**What this task involves**
Quote exactly, and only, the lines from the one with "Read this page and output its text content." through the end of the listing.

--------

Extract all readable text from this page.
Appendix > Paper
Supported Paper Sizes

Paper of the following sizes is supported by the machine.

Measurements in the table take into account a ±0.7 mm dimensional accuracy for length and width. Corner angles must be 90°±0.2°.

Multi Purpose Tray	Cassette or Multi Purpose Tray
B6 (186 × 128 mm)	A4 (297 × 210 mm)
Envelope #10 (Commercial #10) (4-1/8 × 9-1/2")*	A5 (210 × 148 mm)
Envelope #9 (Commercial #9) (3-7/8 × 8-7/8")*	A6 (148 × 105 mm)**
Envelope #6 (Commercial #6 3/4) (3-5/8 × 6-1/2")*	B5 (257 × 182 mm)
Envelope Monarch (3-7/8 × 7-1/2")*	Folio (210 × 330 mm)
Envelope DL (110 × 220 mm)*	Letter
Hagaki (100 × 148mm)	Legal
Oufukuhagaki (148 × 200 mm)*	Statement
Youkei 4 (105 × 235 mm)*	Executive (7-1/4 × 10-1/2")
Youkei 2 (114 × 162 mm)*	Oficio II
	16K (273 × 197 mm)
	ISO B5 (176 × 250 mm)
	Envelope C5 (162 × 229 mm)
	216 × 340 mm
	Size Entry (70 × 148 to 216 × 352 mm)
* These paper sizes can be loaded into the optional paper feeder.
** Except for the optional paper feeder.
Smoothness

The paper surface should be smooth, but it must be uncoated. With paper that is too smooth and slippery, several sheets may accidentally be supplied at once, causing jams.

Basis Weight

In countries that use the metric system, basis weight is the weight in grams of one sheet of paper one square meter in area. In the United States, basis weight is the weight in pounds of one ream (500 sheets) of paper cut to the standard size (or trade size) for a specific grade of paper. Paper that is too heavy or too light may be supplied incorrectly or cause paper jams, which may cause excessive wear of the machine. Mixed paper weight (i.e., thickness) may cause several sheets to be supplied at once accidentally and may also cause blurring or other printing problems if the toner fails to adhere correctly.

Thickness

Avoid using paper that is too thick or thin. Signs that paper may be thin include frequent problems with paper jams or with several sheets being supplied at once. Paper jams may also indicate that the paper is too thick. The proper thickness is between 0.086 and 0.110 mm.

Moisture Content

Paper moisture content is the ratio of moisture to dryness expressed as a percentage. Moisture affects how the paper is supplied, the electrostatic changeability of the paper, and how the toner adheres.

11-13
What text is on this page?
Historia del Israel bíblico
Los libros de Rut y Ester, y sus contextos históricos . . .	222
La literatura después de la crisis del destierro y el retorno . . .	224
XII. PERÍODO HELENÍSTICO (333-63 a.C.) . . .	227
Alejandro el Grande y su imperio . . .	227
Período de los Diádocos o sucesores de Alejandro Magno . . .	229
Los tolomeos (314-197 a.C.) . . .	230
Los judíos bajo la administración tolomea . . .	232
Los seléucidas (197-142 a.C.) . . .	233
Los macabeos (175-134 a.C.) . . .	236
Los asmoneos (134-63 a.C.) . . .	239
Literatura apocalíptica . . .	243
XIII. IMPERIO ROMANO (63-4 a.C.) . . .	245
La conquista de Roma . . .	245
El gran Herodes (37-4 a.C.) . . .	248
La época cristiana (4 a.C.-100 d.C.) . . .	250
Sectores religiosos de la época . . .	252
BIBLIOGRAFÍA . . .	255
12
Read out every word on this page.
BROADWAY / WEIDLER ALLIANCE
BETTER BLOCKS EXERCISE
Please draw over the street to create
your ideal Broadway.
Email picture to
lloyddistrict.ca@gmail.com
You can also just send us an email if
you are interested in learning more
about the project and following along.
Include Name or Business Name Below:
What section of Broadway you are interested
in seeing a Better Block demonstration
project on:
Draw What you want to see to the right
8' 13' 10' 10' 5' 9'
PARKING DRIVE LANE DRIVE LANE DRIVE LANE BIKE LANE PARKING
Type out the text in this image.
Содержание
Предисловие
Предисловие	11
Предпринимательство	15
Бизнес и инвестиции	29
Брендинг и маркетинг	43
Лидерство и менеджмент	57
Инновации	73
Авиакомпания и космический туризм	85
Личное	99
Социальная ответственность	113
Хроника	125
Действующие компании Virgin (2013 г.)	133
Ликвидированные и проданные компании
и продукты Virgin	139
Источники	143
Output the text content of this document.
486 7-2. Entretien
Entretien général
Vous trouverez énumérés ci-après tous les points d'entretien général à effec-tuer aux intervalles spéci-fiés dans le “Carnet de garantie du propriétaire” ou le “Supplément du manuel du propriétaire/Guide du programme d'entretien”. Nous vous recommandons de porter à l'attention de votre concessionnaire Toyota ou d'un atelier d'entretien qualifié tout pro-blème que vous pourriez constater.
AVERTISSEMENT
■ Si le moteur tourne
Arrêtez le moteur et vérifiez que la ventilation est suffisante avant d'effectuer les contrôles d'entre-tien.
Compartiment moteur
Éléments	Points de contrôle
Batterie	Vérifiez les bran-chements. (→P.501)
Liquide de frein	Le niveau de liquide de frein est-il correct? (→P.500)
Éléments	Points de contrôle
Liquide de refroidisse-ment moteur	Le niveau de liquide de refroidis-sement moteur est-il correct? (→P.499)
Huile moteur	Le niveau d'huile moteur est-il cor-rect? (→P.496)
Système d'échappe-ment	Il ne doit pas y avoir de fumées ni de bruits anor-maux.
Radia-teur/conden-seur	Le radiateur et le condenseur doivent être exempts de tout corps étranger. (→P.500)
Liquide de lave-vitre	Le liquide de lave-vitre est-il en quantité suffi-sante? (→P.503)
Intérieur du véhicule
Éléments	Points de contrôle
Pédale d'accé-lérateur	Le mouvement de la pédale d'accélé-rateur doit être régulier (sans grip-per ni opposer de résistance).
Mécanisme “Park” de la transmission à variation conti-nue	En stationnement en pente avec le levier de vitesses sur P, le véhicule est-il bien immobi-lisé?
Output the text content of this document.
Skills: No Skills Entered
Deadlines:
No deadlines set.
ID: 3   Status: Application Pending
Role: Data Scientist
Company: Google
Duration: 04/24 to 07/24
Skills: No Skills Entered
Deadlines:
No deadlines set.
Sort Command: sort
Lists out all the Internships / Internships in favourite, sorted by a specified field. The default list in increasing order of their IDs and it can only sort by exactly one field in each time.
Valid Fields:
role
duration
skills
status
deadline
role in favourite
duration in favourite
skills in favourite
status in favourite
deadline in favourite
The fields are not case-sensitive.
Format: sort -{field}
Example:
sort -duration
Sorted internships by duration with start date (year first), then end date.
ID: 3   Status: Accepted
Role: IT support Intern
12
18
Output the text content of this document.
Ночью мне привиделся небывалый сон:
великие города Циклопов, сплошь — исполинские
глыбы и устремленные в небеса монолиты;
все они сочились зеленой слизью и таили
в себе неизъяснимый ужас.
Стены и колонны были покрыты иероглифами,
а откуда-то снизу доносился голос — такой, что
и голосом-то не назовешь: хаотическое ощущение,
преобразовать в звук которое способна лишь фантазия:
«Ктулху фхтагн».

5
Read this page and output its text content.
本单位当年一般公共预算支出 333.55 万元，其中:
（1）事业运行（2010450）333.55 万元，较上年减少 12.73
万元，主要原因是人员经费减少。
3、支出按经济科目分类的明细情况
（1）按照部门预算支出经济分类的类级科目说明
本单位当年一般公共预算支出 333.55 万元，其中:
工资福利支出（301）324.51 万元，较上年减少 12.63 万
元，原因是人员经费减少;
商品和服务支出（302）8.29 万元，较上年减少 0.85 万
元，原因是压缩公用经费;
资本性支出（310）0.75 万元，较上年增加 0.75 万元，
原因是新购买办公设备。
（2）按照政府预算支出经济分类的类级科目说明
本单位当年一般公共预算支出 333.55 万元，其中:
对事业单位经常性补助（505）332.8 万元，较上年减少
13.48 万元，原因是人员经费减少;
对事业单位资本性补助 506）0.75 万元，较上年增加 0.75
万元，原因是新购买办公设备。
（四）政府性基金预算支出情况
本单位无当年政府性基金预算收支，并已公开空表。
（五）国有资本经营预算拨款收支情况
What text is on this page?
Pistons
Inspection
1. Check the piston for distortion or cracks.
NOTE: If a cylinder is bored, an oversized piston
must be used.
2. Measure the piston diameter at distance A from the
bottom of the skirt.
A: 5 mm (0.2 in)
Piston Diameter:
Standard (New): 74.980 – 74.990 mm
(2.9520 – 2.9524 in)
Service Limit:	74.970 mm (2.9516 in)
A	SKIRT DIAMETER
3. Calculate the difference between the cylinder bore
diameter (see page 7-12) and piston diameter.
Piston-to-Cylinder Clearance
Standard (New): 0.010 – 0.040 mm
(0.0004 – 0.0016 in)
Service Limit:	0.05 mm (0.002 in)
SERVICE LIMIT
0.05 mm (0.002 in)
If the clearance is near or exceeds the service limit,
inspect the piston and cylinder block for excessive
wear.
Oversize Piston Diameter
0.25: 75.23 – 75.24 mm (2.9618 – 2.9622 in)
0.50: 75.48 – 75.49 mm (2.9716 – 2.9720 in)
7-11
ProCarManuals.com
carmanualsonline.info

--------

**Exercise solution**
Read this page and output its text content.
本单位当年一般公共预算支出 333.55 万元，其中:
（1）事业运行（2010450）333.55 万元，较上年减少 12.73
万元，主要原因是人员经费减少。
3、支出按经济科目分类的明细情况
（1）按照部门预算支出经济分类的类级科目说明
本单位当年一般公共预算支出 333.55 万元，其中:
工资福利支出（301）324.51 万元，较上年减少 12.63 万
元，原因是人员经费减少;
商品和服务支出（302）8.29 万元，较上年减少 0.85 万
元，原因是压缩公用经费;
资本性支出（310）0.75 万元，较上年增加 0.75 万元，
原因是新购买办公设备。
（2）按照政府预算支出经济分类的类级科目说明
本单位当年一般公共预算支出 333.55 万元，其中:
对事业单位经常性补助（505）332.8 万元，较上年减少
13.48 万元，原因是人员经费减少;
对事业单位资本性补助 506）0.75 万元，较上年增加 0.75
万元，原因是新购买办公设备。
（四）政府性基金预算支出情况
本单位无当年政府性基金预算收支，并已公开空表。
（五）国有资本经营预算拨款收支情况
What text is on this page?
Pistons
Inspection
1. Check the piston for distortion or cracks.
NOTE: If a cylinder is bored, an oversized piston
must be used.
2. Measure the piston diameter at distance A from the
bottom of the skirt.
A: 5 mm (0.2 in)
Piston Diameter:
Standard (New): 74.980 – 74.990 mm
(2.9520 – 2.9524 in)
Service Limit:	74.970 mm (2.9516 in)
A	SKIRT DIAMETER
3. Calculate the difference between the cylinder bore
diameter (see page 7-12) and piston diameter.
Piston-to-Cylinder Clearance
Standard (New): 0.010 – 0.040 mm
(0.0004 – 0.0016 in)
Service Limit:	0.05 mm (0.002 in)
SERVICE LIMIT
0.05 mm (0.002 in)
If the clearance is near or exceeds the service limit,
inspect the piston and cylinder block for excessive
wear.
Oversize Piston Diameter
0.25: 75.23 – 75.24 mm (2.9618 – 2.9622 in)
0.50: 75.48 – 75.49 mm (2.9716 – 2.9720 in)
7-11
ProCarManuals.com
carmanualsonline.info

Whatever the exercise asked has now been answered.